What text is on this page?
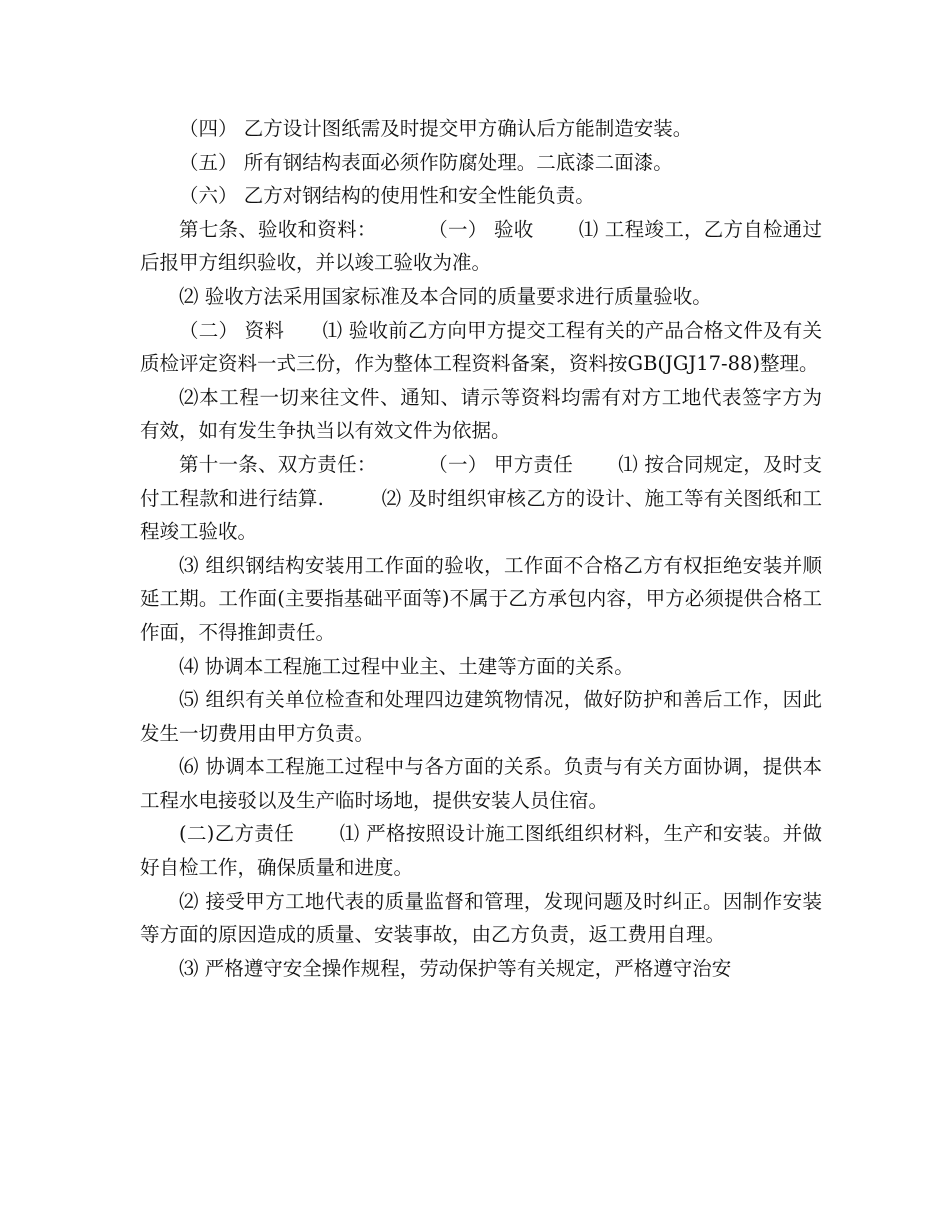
（四） 乙方设计图纸需及时提交甲方确认后方能制造安装。

（五） 所有钢结构表面必须作防腐处理。二底漆二面漆。

（六） 乙方对钢结构的使用性和安全性能负责。

第七条、验收和资料：        （一） 验收       ⑴ 工程竣工，乙方自检通过后报甲方组织验收，并以竣工验收为准。

⑵ 验收方法采用国家标准及本合同的质量要求进行质量验收。

（二） 资料      ⑴ 验收前乙方向甲方提交工程有关的产品合格文件及有关质检评定资料一式三份，作为整体工程资料备案，资料按GB(JGJ17-88)整理。

⑵本工程一切来往文件、通知、请示等资料均需有对方工地代表签字方为有效，如有发生争执当以有效文件为依据。

第十一条、双方责任：        （一） 甲方责任       ⑴ 按合同规定，及时支付工程款和进行结算.         ⑵ 及时组织审核乙方的设计、施工等有关图纸和工程竣工验收。

⑶ 组织钢结构安装用工作面的验收，工作面不合格乙方有权拒绝安装并顺延工期。工作面(主要指基础平面等)不属于乙方承包内容，甲方必须提供合格工作面，不得推卸责任。

⑷ 协调本工程施工过程中业主、土建等方面的关系。

⑸ 组织有关单位检查和处理四边建筑物情况，做好防护和善后工作，因此发生一切费用由甲方负责。

⑹ 协调本工程施工过程中与各方面的关系。负责与有关方面协调，提供本工程水电接驳以及生产临时场地，提供安装人员住宿。

(二)乙方责任       ⑴ 严格按照设计施工图纸组织材料，生产和安装。并做好自检工作，确保质量和进度。

⑵ 接受甲方工地代表的质量监督和管理，发现问题及时纠正。因制作安装等方面的原因造成的质量、安装事故，由乙方负责，返工费用自理。

⑶ 严格遵守安全操作规程，劳动保护等有关规定，严格遵守治安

◆ **WORK TO DO**: Leave out the pictures and restate everything else word for word.

◆ **OUTPUT BELOW**:
What text is on this page?
（四） 乙方设计图纸需及时提交甲方确认后方能制造安装。

（五） 所有钢结构表面必须作防腐处理。二底漆二面漆。

（六） 乙方对钢结构的使用性和安全性能负责。

第七条、验收和资料：        （一） 验收       ⑴ 工程竣工，乙方自检通过后报甲方组织验收，并以竣工验收为准。

⑵ 验收方法采用国家标准及本合同的质量要求进行质量验收。

（二） 资料      ⑴ 验收前乙方向甲方提交工程有关的产品合格文件及有关质检评定资料一式三份，作为整体工程资料备案，资料按GB(JGJ17-88)整理。

⑵本工程一切来往文件、通知、请示等资料均需有对方工地代表签字方为有效，如有发生争执当以有效文件为依据。

第十一条、双方责任：        （一） 甲方责任       ⑴ 按合同规定，及时支付工程款和进行结算.         ⑵ 及时组织审核乙方的设计、施工等有关图纸和工程竣工验收。

⑶ 组织钢结构安装用工作面的验收，工作面不合格乙方有权拒绝安装并顺延工期。工作面(主要指基础平面等)不属于乙方承包内容，甲方必须提供合格工作面，不得推卸责任。

⑷ 协调本工程施工过程中业主、土建等方面的关系。

⑸ 组织有关单位检查和处理四边建筑物情况，做好防护和善后工作，因此发生一切费用由甲方负责。

⑹ 协调本工程施工过程中与各方面的关系。负责与有关方面协调，提供本工程水电接驳以及生产临时场地，提供安装人员住宿。

(二)乙方责任       ⑴ 严格按照设计施工图纸组织材料，生产和安装。并做好自检工作，确保质量和进度。

⑵ 接受甲方工地代表的质量监督和管理，发现问题及时纠正。因制作安装等方面的原因造成的质量、安装事故，由乙方负责，返工费用自理。

⑶ 严格遵守安全操作规程，劳动保护等有关规定，严格遵守治安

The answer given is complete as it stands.